Supplied information >>
* BEGIN *
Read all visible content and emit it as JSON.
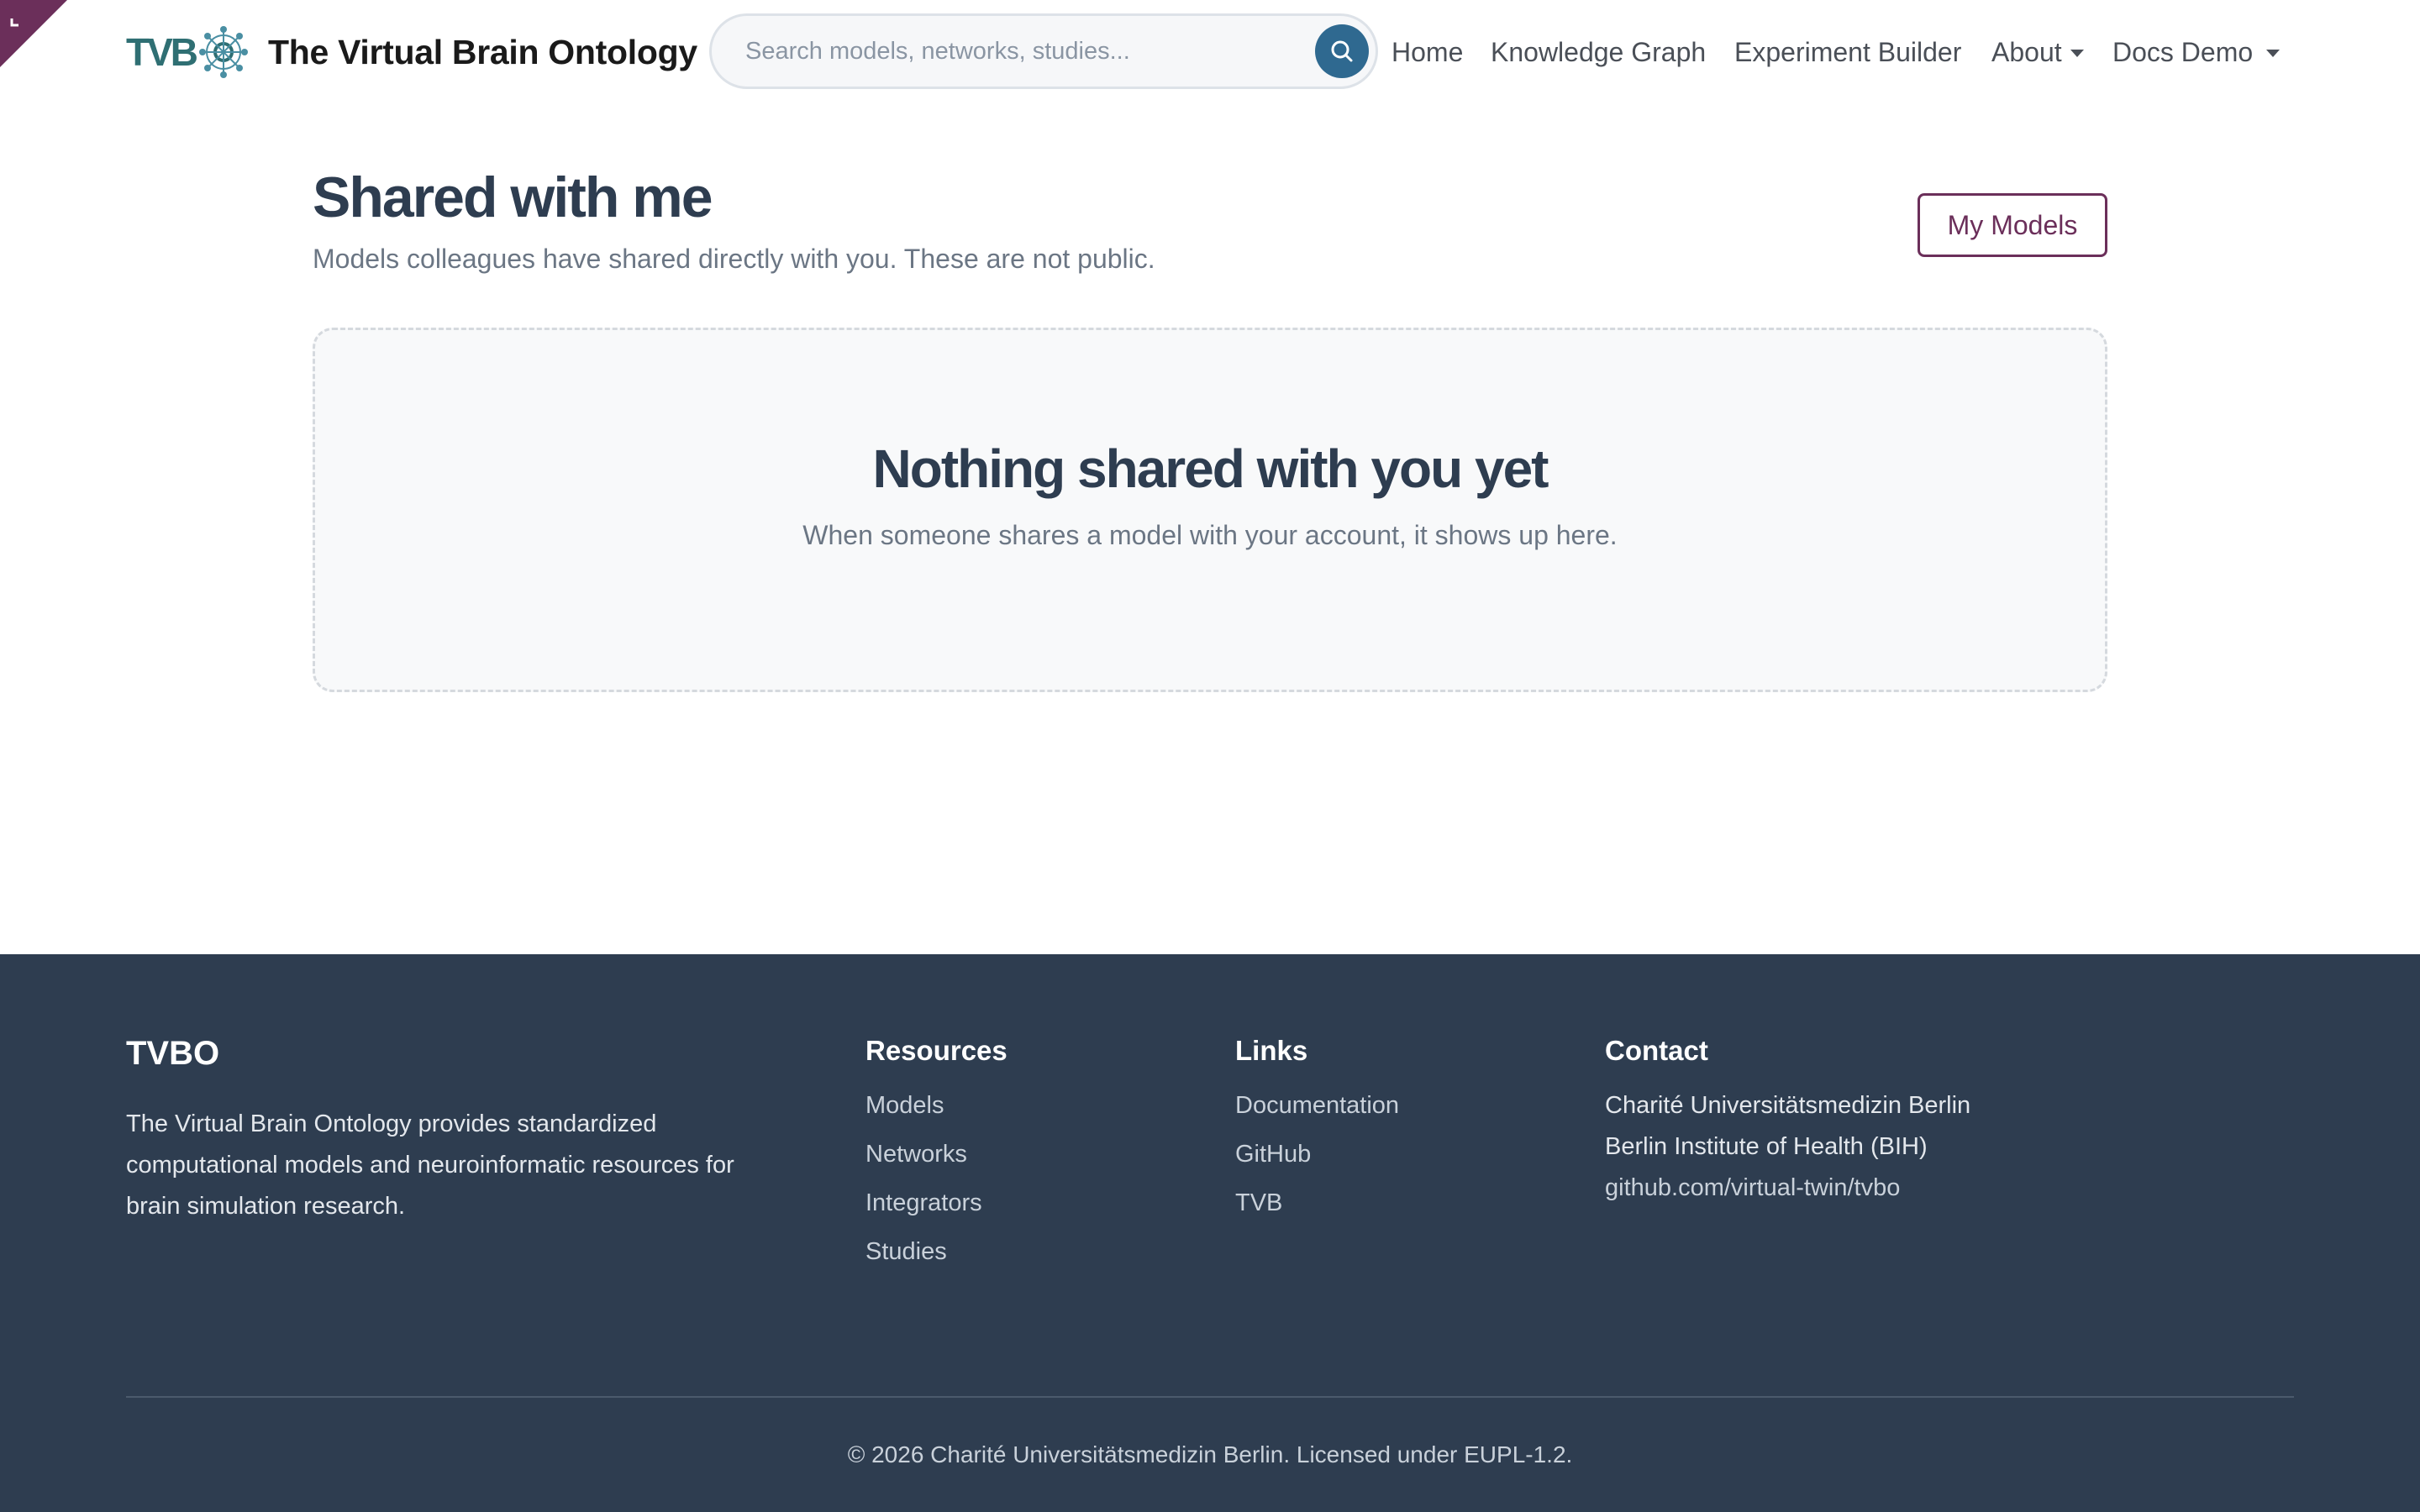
{
  "brand": {
    "logo_text": "TVB",
    "title": "The Virtual Brain Ontology"
  },
  "search": {
    "placeholder": "Search models, networks, studies...",
    "value": ""
  },
  "nav": {
    "items": [
      {
        "label": "Home"
      },
      {
        "label": "Knowledge Graph"
      },
      {
        "label": "Experiment Builder"
      },
      {
        "label": "About"
      },
      {
        "label": "Docs Demo"
      }
    ]
  },
  "main": {
    "title": "Shared with me",
    "subtitle": "Models colleagues have shared directly with you. These are not public.",
    "my_models_label": "My Models",
    "empty": {
      "title": "Nothing shared with you yet",
      "message": "When someone shares a model with your account, it shows up here."
    }
  },
  "footer": {
    "brand": "TVBO",
    "description": "The Virtual Brain Ontology provides standardized computational models and neuroinformatic resources for brain simulation research.",
    "resources": {
      "heading": "Resources",
      "links": [
        "Models",
        "Networks",
        "Integrators",
        "Studies"
      ]
    },
    "links": {
      "heading": "Links",
      "items": [
        "Documentation",
        "GitHub",
        "TVB"
      ]
    },
    "contact": {
      "heading": "Contact",
      "lines": [
        "Charité Universitätsmedizin Berlin",
        "Berlin Institute of Health (BIH)"
      ],
      "link": "github.com/virtual-twin/tvbo"
    },
    "copyright": "© 2026 Charité Universitätsmedizin Berlin. Licensed under EUPL-1.2."
  },
  "colors": {
    "accent": "#6b2f5a",
    "footer_bg": "#2e3d50",
    "search_button": "#2f6990",
    "logo_teal": "#2f6f73"
  },
  "icons": {
    "search_button": "search-icon",
    "logo": "brain-network-icon",
    "corner": "corner-marker-icon"
  }
}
* END *
Required task >> Using the records above, retype everything exactly except the pictures.

Exercise result >>
Read all visible content and emit it as JSON.
{
  "brand": {
    "logo_text": "TVB",
    "title": "The Virtual Brain Ontology"
  },
  "search": {
    "placeholder": "Search models, networks, studies...",
    "value": ""
  },
  "nav": {
    "items": [
      {
        "label": "Home"
      },
      {
        "label": "Knowledge Graph"
      },
      {
        "label": "Experiment Builder"
      },
      {
        "label": "About"
      },
      {
        "label": "Docs Demo"
      }
    ]
  },
  "main": {
    "title": "Shared with me",
    "subtitle": "Models colleagues have shared directly with you. These are not public.",
    "my_models_label": "My Models",
    "empty": {
      "title": "Nothing shared with you yet",
      "message": "When someone shares a model with your account, it shows up here."
    }
  },
  "footer": {
    "brand": "TVBO",
    "description": "The Virtual Brain Ontology provides standardized computational models and neuroinformatic resources for brain simulation research.",
    "resources": {
      "heading": "Resources",
      "links": [
        "Models",
        "Networks",
        "Integrators",
        "Studies"
      ]
    },
    "links": {
      "heading": "Links",
      "items": [
        "Documentation",
        "GitHub",
        "TVB"
      ]
    },
    "contact": {
      "heading": "Contact",
      "lines": [
        "Charité Universitätsmedizin Berlin",
        "Berlin Institute of Health (BIH)"
      ],
      "link": "github.com/virtual-twin/tvbo"
    },
    "copyright": "© 2026 Charité Universitätsmedizin Berlin. Licensed under EUPL-1.2."
  },
  "colors": {
    "accent": "#6b2f5a",
    "footer_bg": "#2e3d50",
    "search_button": "#2f6990",
    "logo_teal": "#2f6f73"
  },
  "icons": {
    "search_button": "search-icon",
    "logo": "brain-network-icon",
    "corner": "corner-marker-icon"
  }
}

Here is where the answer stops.